(Selected passage Opens)

First large-scale study of AI agents actually running in production.
The hype says agents are transforming everything. The data tells a different story.
Researchers surveyed 306 practitioners and conducted 20 in-depth case studies across 26 domains. What they found challenges common assumptions about how production agents are built.
The reality: production agents are deliberately simple and tightly constrained.
1) Patterns & Reliability
- 68% execute at most 10 steps before requiring human intervention.
- 47% complete fewer than 5 steps.
- 70% rely on prompting off-the-shelf models without any fine-tuning.
- 74% depend primarily on human evaluation.
Teams intentionally trade autonomy for reliability.
Why the constraints? Reliability remains the top unsolved challenge. Practitioners can't verify agent correctness at scale. Public benchmarks rarely apply to domain-specific production tasks. 75% of interviewed teams evaluate without formal benchmarks, relying on A/B testing and direct user feedback instead.
2) Model Selection
The model selection pattern surprised researchers. 17 of 20 case studies use closed-source frontier models like Claude Sonnet 4, Claude Opus 4.1, and GPT o3. Open-source adoption is rare and driven by specific constraints: high-volume workloads where inference costs become prohibitive, or regulatory requirements preventing data sharing with external providers. For most teams, runtime costs are negligible compared to the human experts the agent augments.
3) Agent Frameworks
Framework adoption shows a striking divergence. 61% of survey respondents use third-party frameworks like LangChain/LangGraph. But 85% of interviewed teams with production deployments build custom implementations from scratch. The reason: core agent loops are straightforward to implement with direct API calls. Teams prefer minimal, purpose-built scaffolds over dependency bloat and abstraction layers.
4) Agent Control Flow
Production architectures favor predefined static workflows over open-ended autonomy. 80% of case studies use structured control flow. Agents operate within well-scoped action spaces rather than freely exploring environments. Only one case allowed unconstrained exploration, and that system runs exclusively in sandboxed environments with rigorous CI/CD verification.

(Selected passage Closes)
(Data for analysis Opens)

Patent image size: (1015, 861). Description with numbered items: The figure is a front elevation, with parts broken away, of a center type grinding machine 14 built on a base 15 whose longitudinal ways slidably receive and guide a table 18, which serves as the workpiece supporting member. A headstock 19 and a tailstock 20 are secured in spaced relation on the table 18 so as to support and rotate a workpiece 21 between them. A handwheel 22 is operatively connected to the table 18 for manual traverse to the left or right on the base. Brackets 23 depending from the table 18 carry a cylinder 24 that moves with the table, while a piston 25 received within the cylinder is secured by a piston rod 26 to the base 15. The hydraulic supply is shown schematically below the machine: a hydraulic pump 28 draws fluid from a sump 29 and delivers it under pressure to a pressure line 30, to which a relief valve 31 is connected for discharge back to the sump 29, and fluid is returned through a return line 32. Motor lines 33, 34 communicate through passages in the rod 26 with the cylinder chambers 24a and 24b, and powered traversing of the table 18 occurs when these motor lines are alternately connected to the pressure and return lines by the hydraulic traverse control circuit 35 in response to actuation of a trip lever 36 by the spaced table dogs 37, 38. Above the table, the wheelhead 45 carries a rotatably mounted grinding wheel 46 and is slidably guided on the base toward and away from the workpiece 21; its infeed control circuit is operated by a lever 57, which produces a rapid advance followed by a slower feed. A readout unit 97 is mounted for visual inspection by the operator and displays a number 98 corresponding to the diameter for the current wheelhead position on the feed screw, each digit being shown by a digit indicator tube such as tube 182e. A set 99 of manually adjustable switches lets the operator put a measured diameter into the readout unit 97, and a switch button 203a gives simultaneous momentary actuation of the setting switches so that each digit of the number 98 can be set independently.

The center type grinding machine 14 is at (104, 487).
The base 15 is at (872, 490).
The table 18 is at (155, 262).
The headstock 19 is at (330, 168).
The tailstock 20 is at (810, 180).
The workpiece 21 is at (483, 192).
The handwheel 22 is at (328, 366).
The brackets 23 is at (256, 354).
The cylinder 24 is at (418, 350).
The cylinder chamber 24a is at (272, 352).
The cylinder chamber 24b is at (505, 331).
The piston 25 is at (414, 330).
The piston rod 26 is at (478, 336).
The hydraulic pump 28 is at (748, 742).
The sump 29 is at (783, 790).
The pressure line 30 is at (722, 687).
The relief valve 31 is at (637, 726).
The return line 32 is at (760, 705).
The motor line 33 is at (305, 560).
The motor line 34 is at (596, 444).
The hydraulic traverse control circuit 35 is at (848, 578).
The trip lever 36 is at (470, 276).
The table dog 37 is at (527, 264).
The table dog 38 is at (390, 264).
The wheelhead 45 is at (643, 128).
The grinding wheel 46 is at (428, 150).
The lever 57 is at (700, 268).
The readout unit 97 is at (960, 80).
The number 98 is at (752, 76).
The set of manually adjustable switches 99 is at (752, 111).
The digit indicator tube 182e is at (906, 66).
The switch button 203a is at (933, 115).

(Data for analysis Closes)

▶ **Tasks for this exercise**:
**1)** From the summary of the production AI agents study above, print the part that begins with the words containing "The hype says" and ends with "than 5 steps.".
**2)** Using the summary of the production AI agents study above, state whether each statement agrees with it. Answer yes or no and quote the deciding words.
(a) Most interviewed teams with production deployments build their agent implementations from scratch.
(b) Open-source models are used in most of the case studies.
(c) The researchers surveyed 26 practitioners.

▶ **Responses by task**:
**1)**
The hype says agents are transforming everything. The data tells a different story.
Researchers surveyed 306 practitioners and conducted 20 in-depth case studies across 26 domains. What they found challenges common assumptions about how production agents are built.
The reality: production agents are deliberately simple and tightly constrained.
1) Patterns & Reliability
- 68% execute at most 10 steps before requiring human intervention.
- 47% complete fewer than 5 steps.

**2)**
(a) Yes: "85% of interviewed teams with production deployments build custom implementations from scratch."
(b) No: "17 of 20 case studies use closed-source frontier models like Claude Sonnet 4, Claude Opus 4.1, and GPT o3. Open-source adoption is rare"
(c) No: "Researchers surveyed 306 practitioners and conducted 20 in-depth case studies across 26 domains."